EXTRACTED DATA:
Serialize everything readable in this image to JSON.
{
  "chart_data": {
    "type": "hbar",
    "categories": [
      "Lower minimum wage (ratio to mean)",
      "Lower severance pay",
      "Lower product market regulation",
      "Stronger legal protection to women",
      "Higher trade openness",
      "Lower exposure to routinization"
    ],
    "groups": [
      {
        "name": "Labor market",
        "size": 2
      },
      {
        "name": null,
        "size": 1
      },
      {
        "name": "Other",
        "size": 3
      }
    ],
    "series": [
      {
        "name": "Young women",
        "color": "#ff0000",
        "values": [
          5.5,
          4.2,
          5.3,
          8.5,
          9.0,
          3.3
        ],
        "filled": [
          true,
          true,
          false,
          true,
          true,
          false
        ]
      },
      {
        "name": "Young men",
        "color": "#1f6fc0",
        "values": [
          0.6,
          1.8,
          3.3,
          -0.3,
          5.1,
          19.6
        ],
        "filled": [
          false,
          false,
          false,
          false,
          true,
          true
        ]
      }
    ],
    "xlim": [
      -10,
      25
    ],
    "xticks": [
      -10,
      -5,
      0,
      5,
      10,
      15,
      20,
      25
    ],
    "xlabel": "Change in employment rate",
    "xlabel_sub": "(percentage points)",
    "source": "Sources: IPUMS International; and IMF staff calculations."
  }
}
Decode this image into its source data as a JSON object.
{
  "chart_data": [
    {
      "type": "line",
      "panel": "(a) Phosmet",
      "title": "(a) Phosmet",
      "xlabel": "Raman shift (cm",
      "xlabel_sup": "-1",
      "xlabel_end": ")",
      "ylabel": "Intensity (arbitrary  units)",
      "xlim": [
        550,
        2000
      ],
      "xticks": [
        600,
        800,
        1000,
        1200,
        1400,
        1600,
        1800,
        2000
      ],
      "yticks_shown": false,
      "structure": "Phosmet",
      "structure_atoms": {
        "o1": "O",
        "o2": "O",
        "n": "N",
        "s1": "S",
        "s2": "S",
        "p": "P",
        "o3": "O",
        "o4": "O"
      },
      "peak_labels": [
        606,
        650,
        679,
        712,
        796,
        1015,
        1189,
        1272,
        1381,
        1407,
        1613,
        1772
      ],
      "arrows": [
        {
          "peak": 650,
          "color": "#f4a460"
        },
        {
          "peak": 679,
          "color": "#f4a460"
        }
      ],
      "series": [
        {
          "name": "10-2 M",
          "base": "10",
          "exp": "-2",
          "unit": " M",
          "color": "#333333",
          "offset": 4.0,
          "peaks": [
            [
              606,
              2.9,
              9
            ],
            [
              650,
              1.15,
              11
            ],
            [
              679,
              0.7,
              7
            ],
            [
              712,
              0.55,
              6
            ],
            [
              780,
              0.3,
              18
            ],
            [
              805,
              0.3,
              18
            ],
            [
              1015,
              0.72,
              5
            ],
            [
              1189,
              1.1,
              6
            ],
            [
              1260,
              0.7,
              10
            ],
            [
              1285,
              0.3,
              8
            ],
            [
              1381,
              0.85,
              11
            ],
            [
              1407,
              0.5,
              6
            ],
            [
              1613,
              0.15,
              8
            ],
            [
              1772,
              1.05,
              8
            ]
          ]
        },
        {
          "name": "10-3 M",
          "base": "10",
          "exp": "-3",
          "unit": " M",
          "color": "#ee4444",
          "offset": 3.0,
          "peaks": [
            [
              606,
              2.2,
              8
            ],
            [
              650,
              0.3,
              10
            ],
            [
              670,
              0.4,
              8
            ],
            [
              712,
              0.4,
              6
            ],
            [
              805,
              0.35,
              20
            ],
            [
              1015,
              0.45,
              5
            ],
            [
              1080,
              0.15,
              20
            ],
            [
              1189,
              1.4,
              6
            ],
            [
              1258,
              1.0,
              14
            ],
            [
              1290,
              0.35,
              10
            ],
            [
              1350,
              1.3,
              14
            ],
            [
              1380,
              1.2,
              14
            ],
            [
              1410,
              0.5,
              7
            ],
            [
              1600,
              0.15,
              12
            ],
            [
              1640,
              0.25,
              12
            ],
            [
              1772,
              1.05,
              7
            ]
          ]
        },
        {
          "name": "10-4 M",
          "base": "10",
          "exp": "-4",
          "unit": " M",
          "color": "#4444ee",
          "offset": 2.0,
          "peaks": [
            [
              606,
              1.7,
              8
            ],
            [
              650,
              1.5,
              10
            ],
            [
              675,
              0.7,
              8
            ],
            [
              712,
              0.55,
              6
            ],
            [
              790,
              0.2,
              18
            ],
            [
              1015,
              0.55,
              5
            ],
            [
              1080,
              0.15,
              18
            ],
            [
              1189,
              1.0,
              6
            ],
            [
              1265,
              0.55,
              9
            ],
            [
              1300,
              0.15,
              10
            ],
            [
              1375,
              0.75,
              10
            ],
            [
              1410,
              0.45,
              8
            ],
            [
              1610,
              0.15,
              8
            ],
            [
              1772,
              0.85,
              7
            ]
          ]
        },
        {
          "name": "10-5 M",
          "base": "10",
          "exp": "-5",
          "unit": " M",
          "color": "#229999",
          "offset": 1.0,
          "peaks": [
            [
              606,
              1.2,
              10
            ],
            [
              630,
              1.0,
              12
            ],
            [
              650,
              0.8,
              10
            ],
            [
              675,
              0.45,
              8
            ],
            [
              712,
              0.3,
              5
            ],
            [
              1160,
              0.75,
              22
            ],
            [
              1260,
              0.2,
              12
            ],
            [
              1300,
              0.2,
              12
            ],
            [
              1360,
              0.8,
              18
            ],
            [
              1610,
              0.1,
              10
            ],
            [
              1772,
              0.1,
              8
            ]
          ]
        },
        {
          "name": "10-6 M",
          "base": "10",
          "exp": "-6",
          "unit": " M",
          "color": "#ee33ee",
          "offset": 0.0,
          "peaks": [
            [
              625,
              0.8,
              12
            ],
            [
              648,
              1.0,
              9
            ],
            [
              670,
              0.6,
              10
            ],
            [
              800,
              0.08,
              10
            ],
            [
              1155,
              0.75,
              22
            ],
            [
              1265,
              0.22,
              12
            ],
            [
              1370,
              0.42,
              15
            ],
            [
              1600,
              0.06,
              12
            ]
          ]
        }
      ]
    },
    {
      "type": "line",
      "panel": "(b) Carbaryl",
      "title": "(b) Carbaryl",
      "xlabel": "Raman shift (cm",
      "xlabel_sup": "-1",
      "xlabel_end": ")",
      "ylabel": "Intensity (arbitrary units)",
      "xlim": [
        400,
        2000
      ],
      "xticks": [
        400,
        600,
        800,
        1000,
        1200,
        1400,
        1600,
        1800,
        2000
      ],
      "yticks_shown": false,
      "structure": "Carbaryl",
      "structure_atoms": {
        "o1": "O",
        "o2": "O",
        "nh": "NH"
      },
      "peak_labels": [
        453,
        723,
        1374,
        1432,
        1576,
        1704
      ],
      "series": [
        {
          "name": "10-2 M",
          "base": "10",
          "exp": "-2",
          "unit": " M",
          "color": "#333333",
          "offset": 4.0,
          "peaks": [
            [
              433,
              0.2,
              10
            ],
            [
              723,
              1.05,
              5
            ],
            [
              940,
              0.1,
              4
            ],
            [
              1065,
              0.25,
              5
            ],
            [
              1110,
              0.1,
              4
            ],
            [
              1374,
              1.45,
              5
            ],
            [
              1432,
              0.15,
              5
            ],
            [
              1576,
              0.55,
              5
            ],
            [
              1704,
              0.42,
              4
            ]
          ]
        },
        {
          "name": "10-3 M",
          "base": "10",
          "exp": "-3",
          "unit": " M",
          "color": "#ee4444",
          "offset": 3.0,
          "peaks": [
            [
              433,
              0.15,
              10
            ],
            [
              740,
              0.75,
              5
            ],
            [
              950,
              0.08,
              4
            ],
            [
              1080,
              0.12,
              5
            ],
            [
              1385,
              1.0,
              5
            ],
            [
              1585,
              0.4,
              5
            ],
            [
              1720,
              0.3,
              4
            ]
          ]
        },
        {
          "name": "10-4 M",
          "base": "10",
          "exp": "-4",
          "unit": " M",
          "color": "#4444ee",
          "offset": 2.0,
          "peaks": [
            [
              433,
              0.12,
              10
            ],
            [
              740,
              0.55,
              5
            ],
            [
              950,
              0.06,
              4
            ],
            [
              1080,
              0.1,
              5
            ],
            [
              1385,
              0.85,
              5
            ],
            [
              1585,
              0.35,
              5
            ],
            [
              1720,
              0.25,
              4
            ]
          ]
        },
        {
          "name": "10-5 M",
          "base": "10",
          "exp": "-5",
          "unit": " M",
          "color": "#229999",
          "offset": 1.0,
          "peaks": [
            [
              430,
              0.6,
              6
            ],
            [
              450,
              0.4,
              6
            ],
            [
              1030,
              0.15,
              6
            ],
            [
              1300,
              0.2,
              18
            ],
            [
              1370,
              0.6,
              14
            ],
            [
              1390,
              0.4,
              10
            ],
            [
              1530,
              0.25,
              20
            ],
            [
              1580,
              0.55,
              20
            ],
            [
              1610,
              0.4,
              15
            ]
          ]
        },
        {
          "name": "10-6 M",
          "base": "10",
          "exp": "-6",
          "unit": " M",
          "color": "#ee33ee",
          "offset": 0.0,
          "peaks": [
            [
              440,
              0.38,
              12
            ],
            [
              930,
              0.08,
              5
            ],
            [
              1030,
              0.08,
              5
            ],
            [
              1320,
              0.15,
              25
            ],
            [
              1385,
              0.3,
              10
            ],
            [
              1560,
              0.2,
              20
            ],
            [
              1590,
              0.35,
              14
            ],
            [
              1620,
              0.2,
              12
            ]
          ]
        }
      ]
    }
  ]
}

EXERCISE TASK: Please list every line of the records that contains "arbitrary".

SOLUTION TO THIS EXERCISE:
      "ylabel": "Intensity (arbitrary  units)",
      "ylabel": "Intensity (arbitrary units)",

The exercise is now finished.